*Passage to read*.
So these last few weeks have been interesting. I went on vacation, but my wife had a chemistry conference that week, so I was left to my own devices in Minneapolis. Work had encroached upon my vacation time though, so I hadn’t done too much exploring. One day though, things seemed to be slowing down back at work, so I decided I would be safe to venture out. I decided to visit the Mall of America, that mall which holds the title of the largest mall in these United States.
Now, I had just gotten lost in the Minneapolis SkyWay earlier that day on my way to try to get a haircut. I ended up running around in the SkyWay for what seemed like hours. I was like a rat in a maze. I finally escaped though, bursting out into the street like a dolphin breaching the water, except less majestic and more pathetic. Surprisingly I left that experience encouraged to go conduct more exploring somehow.
So I took the train to the Mall, which is its own stop. Seemed simple enough, I’d ride the train to the stop, get off, enter the Mall, and experience its many wonders. It probably would have been simple, if I were a man of average intelligence, which I’m not. No folks, I ain’t too smart ain’t too smart at all. So I get off the train, which lets me off in what seems like a bus station (and indeed there were buses riding around in this subterranean area). I head into the nearest set of doors I see and I immediately see two police officers standing next to a gurney, talking to a man who is rolling around in circles in a wheelchair. I don’t know what’s going on but I don’t really want to get involved, so I turn around and walk out the door, assuming I had mistakenly entered the bus station hospital. After that I wandered aimlessly through the bus station trying to figure out how to gain access to the Mall of America. I’m an American citizen, so I figured it was my right to enter the Mall of America and I had come so far and now was being stymied and was stuck wandering a subterranean bus station. Eventually I realized I was being pretty foolish and was in danger of getting attacked by the trolls that I assume live under the Mall of America. So I just went back to where the police and the gurney had been, where I found an escalator that led to the Mall of America entrance.
So now I was in. The Mall of America was revealed to me in all of its glorious splendor. As soon as I entered, I was confronted with an aquarium within the confines of the mall. Amazing! I wandered some more and found an amusement park, movie theaters, thousands of stores and restaurants. It dawned on me that maybe someone had just built an amusement park and then built a mall around it and that’s why it was so large, but it didn’t matter, I was enthralled by the glorious monument to capitalism and consumerism that is the Mall of America.

*Data for review*.
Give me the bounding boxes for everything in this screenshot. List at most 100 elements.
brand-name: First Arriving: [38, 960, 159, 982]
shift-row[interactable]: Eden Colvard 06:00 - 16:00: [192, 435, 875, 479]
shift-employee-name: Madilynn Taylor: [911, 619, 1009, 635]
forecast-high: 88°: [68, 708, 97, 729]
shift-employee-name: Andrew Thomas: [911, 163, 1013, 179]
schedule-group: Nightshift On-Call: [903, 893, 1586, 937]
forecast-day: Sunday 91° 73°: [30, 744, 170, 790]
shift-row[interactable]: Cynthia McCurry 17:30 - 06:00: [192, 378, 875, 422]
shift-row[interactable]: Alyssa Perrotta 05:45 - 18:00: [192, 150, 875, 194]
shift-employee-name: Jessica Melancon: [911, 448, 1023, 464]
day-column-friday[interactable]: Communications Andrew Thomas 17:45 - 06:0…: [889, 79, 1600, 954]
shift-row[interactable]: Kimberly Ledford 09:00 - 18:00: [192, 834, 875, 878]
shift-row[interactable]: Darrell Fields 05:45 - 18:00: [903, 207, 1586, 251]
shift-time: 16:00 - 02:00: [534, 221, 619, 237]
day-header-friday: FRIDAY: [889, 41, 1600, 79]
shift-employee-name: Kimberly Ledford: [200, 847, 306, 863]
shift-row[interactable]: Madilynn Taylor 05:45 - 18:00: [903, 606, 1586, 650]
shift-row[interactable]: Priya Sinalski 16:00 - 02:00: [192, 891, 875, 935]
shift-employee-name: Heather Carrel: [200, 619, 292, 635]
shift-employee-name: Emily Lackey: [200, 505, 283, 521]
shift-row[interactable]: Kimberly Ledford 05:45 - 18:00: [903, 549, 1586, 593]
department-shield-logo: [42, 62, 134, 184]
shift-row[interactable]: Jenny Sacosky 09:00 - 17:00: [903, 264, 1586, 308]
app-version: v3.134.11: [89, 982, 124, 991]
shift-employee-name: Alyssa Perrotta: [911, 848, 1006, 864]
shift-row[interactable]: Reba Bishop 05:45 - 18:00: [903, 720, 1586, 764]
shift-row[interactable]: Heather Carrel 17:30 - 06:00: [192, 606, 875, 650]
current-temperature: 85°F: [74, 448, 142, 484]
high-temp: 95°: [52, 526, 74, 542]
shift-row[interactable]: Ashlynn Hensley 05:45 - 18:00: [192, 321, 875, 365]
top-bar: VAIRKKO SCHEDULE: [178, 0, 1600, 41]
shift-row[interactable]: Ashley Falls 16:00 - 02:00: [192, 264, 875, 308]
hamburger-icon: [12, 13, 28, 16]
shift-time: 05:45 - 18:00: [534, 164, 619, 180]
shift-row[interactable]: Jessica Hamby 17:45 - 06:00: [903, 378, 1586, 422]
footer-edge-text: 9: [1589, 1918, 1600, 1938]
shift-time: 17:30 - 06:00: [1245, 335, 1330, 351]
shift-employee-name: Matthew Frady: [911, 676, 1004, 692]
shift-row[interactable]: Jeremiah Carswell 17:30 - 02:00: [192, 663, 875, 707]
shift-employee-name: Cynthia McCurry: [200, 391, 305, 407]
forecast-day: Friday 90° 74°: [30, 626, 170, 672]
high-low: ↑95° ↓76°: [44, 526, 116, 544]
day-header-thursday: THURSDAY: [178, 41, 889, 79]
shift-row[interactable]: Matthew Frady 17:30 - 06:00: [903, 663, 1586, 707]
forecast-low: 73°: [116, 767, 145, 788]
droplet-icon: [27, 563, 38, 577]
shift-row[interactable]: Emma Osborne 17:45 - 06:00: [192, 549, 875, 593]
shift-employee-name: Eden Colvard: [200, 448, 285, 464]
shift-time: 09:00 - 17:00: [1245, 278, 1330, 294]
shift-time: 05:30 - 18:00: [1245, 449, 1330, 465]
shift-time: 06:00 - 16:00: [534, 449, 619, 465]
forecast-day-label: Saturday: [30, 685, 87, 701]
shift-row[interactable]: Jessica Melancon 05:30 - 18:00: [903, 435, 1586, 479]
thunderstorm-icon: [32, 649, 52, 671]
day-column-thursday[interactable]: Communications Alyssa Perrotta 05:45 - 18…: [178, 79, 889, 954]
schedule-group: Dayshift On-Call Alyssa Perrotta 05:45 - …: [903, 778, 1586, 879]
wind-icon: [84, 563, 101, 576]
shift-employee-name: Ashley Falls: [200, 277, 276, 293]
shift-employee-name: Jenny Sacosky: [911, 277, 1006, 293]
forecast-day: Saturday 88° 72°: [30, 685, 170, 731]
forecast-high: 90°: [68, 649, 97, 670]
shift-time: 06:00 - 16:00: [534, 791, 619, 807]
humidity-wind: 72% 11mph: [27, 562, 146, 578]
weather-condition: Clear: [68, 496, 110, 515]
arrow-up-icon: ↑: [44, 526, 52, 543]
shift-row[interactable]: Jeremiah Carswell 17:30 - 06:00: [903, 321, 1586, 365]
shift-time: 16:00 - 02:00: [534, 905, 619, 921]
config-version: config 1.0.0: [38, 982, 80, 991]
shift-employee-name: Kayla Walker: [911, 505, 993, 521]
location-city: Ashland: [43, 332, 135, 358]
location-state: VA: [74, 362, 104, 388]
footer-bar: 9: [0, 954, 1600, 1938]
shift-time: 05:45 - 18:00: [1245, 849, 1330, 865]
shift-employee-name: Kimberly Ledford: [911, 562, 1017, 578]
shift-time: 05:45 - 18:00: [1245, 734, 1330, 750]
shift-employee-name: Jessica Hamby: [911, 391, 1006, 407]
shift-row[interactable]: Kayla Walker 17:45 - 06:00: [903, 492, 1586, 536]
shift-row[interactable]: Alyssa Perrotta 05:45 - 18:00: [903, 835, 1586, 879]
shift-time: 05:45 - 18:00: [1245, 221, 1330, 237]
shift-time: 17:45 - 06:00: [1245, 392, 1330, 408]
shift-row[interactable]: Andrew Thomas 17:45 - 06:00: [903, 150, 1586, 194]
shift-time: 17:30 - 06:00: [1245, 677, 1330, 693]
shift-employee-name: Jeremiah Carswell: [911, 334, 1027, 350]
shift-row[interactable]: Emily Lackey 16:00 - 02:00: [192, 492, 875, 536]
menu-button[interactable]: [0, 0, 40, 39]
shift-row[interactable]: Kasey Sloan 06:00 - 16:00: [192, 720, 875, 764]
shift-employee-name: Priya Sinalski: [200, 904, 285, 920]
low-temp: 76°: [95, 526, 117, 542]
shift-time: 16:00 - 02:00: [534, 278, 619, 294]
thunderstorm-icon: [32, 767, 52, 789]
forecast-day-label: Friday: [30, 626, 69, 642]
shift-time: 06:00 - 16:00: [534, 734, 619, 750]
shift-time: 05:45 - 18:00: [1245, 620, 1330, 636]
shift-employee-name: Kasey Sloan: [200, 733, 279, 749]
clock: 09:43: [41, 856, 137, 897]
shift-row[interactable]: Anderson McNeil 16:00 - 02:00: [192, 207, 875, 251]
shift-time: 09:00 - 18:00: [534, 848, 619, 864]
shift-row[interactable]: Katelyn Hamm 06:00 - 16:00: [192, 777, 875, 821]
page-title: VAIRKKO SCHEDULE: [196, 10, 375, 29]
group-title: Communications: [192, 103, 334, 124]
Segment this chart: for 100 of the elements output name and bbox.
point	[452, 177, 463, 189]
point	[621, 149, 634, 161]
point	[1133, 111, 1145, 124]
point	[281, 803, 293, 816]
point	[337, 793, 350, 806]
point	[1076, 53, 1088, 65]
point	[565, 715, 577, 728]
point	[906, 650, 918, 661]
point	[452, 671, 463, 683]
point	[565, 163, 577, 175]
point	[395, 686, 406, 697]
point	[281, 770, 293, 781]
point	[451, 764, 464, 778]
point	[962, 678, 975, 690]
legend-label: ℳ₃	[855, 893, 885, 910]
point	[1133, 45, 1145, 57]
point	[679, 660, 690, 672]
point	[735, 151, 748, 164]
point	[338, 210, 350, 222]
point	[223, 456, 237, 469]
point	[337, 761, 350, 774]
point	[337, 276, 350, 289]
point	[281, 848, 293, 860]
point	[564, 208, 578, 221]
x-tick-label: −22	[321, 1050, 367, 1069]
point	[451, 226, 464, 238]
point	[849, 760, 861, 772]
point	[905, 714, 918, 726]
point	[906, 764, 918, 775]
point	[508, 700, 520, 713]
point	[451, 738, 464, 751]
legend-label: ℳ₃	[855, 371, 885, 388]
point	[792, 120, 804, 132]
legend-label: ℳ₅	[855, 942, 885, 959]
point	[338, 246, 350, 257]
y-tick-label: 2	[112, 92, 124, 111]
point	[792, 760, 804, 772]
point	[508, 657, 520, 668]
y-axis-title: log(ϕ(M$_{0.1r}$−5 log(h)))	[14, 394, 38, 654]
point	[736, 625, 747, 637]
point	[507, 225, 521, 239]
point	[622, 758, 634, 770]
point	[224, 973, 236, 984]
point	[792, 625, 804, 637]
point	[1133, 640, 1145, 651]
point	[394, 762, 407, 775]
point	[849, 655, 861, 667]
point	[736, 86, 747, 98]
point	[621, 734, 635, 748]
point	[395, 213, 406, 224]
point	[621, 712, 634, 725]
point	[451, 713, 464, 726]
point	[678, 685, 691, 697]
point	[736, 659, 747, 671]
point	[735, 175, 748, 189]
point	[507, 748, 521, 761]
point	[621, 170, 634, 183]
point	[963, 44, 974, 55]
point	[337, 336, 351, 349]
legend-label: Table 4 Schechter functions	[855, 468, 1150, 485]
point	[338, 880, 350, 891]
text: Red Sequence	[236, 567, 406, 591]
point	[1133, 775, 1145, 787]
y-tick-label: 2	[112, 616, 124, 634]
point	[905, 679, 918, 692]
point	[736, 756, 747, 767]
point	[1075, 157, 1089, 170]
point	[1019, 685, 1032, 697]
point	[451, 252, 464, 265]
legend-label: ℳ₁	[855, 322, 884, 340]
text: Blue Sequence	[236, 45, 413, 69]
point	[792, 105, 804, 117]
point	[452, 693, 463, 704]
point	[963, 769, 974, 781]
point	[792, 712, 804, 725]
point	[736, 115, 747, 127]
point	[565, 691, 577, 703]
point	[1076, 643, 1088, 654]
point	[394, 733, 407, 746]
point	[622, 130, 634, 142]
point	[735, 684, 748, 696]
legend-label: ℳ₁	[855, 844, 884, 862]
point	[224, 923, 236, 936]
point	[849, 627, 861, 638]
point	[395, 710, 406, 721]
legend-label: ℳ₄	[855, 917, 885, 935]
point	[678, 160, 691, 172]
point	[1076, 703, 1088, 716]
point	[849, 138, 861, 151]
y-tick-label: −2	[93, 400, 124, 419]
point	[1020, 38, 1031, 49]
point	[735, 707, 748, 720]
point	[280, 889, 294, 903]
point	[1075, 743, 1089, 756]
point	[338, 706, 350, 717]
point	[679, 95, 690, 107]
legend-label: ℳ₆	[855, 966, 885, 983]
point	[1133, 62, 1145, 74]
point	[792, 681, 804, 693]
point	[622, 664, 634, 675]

*Tasks and exercises*.
a – In the Mall of America account, what did the writer encounter immediately upon entering the mall?
b – Write the next part of the Mall of America account, picking up after its final sentence.

*Results for the exercise*.
a – An aquarium inside the mall.

b –
Then I got lost. It truly is a big mall. I tried buying a pretzel and then using the crumbs from the pretzel to keep track of where I was going, but janitors kept cleaning up the pretzel crumbs so that was no use. I tried asking for directions, but everyone I met had come from a faraway country to view the grandeur of the mall and I couldn’t communicate with them and when I did seem to communicate using signs and symbols it seemed to me that they were asking me for directions too. So that didn’t work either. Eventually a man in overalls and a tweed hat with a long gray beard noticed me and called me over.
“Hi son! Welcome to the Mall of America!” he said, beaming.
“Uh thanks, who… who are you?” I asked, noting his strange appearance.
“I’m the Mayor of the Mall of America!” he said proudly.
“I didn’t know the Mall had a Mayor.”
“Well it didn’t originally, but I got lost and people kept seeing me around so they made me the Mayor!”
“Oh God, so you’re lost too? How long have you been here?”
“57 years! I’ve seen franchises come and go, empires rise and fall-”
“I don’t care about that! How have you been living in this mall for 57 years?” I asked, impatiently.
“Every day I collect the coins from the wishing well, and I use the coins to barter and trade with the shopkeeps.”
“Well do you know anyone who could tell me how to get out of here?”
The Mayor seemed to think for a moment and then looked me straight in the eyes.
“Nope.” he said flatly, and walked away.
Long story short, I’ve been stuck in the Mall of America ever since. Luckily I had my laptop with me, which I can use to update the blog, which I haven’t been able to do much since I’ve been trying to fight my way to the top of the Mall hierarchy. If someone could send me a map, I’d appreciate it.
Only about half of this happened. Several tragic events occurred in my life over the last few weeks, so I haven’t been writing, but I had this idea just around the time things turned bad, and I just decided to write it today. Hope it gave you a chuckle or two.